**MATERIAL FOR THE TASK**
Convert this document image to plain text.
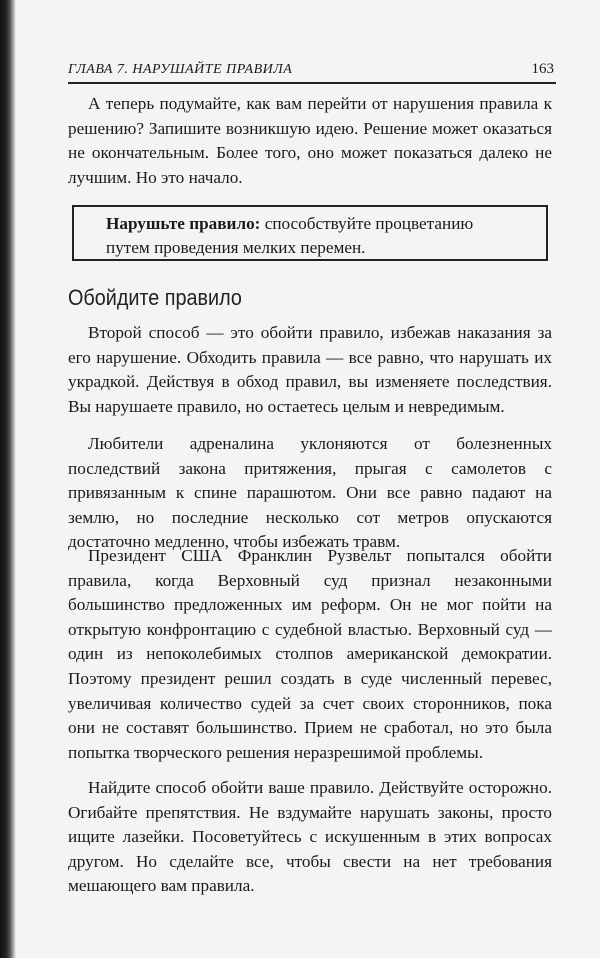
ГЛАВА 7. НАРУШАЙТЕ ПРАВИЛА	163

А теперь подумайте, как вам перейти от нарушения правила к решению? Запишите возникшую идею. Решение может оказаться не окончательным. Более того, оно может показаться далеко не лучшим. Но это начало.

Нарушьте правило: способствуйте процветанию путем проведения мелких перемен.

Обойдите правило

Второй способ — это обойти правило, избежав наказания за его нарушение. Обходить правила — все равно, что нарушать их украдкой. Действуя в обход правил, вы изменяете последствия. Вы нарушаете правило, но остаетесь целым и невредимым.

Любители адреналина уклоняются от болезненных последствий закона притяжения, прыгая с самолетов с привязанным к спине парашютом. Они все равно падают на землю, но последние несколько сот метров опускаются достаточно медленно, чтобы избежать травм.

Президент США Франклин Рузвельт попытался обойти правила, когда Верховный суд признал незаконными большинство предложенных им реформ. Он не мог пойти на открытую конфронтацию с судебной властью. Верховный суд — один из непоколебимых столпов американской демократии. Поэтому президент решил создать в суде численный перевес, увеличивая количество судей за счет своих сторонников, пока они не составят большинство. Прием не сработал, но это была попытка творческого решения неразрешимой проблемы.

Найдите способ обойти ваше правило. Действуйте осторожно. Огибайте препятствия. Не вздумайте нарушать законы, просто ищите лазейки. Посоветуйтесь с искушенным в этих вопросах другом. Но сделайте все, чтобы свести на нет требования мешающего вам правила.
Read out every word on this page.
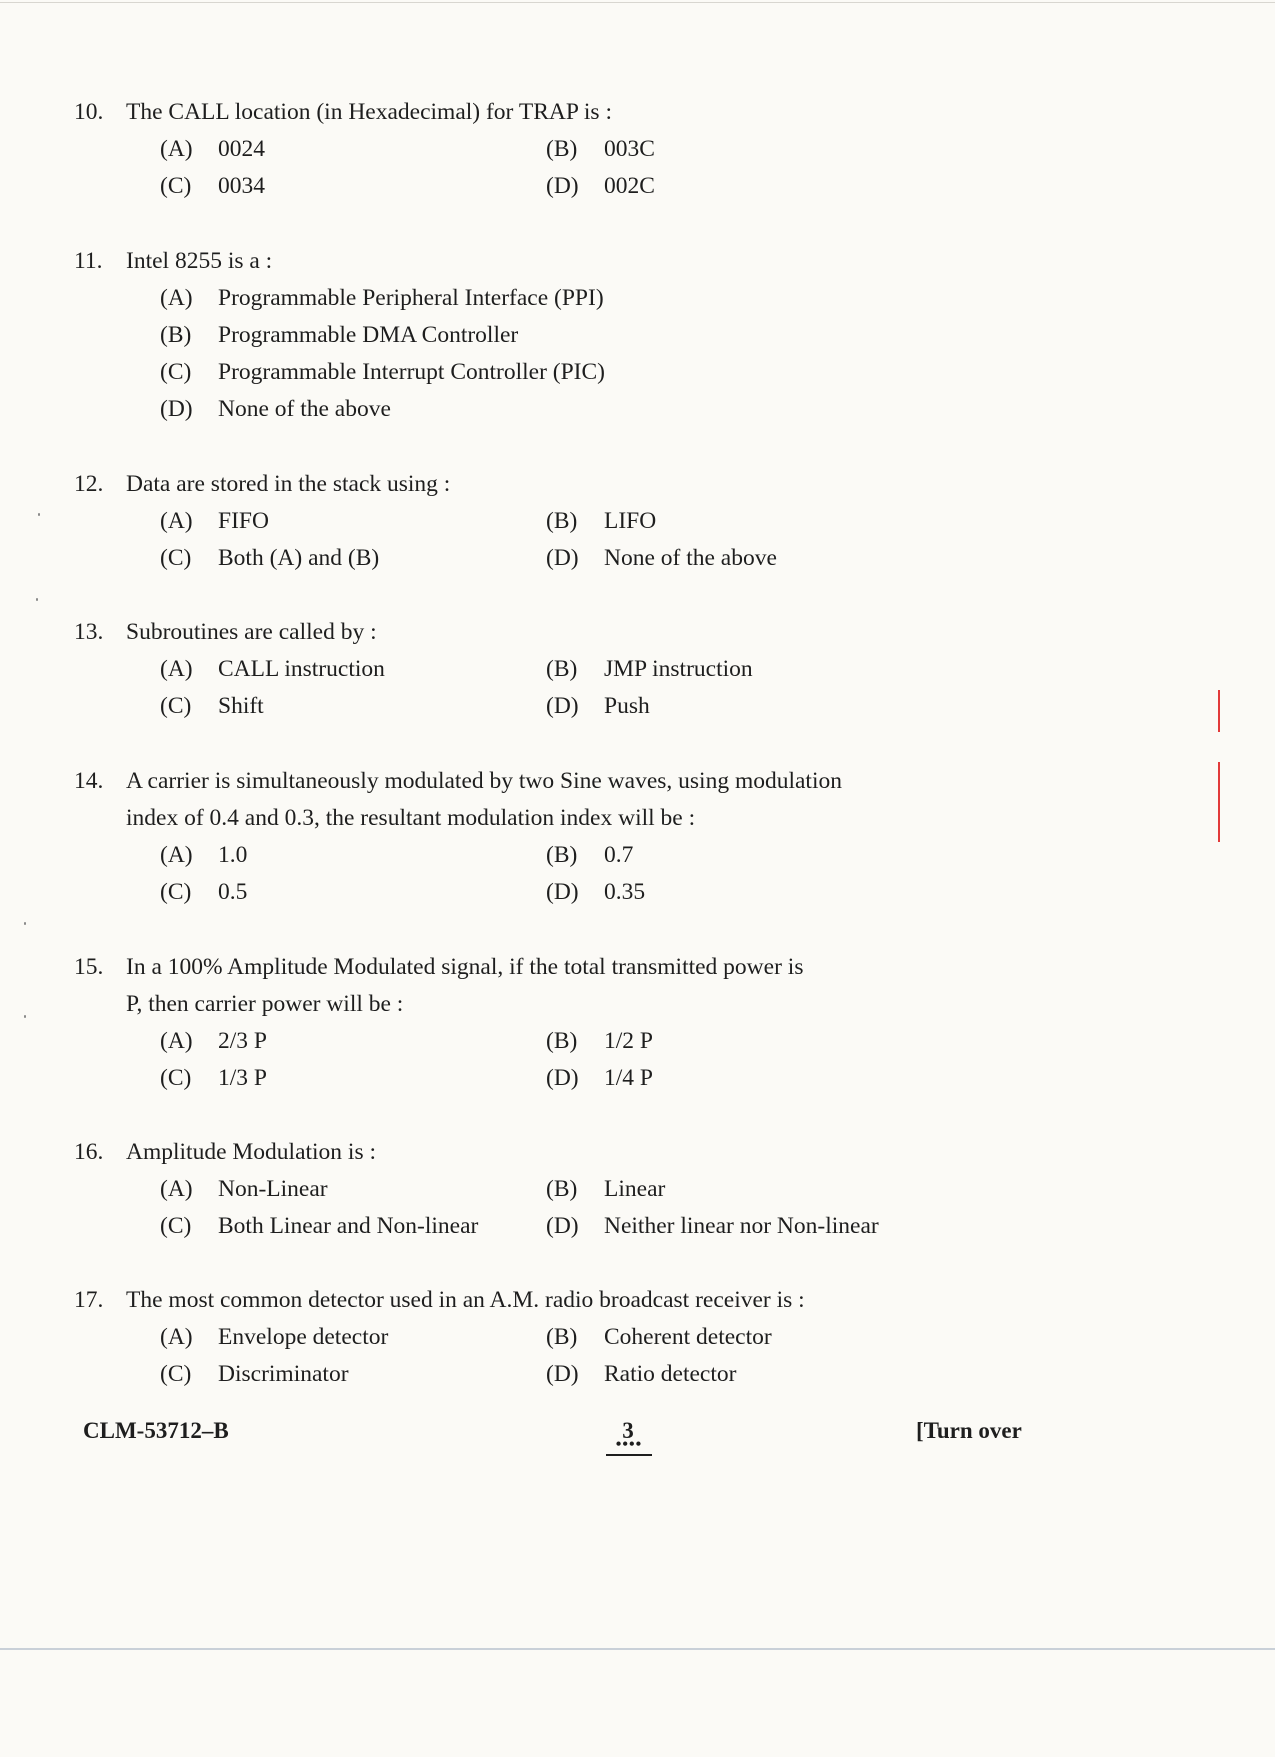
10. The CALL location (in Hexadecimal) for TRAP is :
(A) 0024	(B) 003C
(C) 0034	(D) 002C
11. Intel 8255 is a :
(A) Programmable Peripheral Interface (PPI)
(B) Programmable DMA Controller
(C) Programmable Interrupt Controller (PIC)
(D) None of the above
12. Data are stored in the stack using :
(A) FIFO	(B) LIFO
(C) Both (A) and (B)	(D) None of the above
13. Subroutines are called by :
(A) CALL instruction	(B) JMP instruction
(C) Shift	(D) Push
14. A carrier is simultaneously modulated by two Sine waves, using modulation
index of 0.4 and 0.3, the resultant modulation index will be :
(A) 1.0	(B) 0.7
(C) 0.5	(D) 0.35
15. In a 100% Amplitude Modulated signal, if the total transmitted power is
P, then carrier power will be :
(A) 2/3 P	(B) 1/2 P
(C) 1/3 P	(D) 1/4 P
16. Amplitude Modulation is :
(A) Non-Linear	(B) Linear
(C) Both Linear and Non-linear	(D) Neither linear nor Non-linear
17. The most common detector used in an A.M. radio broadcast receiver is :
(A) Envelope detector	(B) Coherent detector
(C) Discriminator	(D) Ratio detector
CLM-53712–B	3
••••
[Turn over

**YOUR GOAL**
Counting only lines of the data above that hold "will", report the total and nothing else.

**SOLUTION TO THIS TASK**
2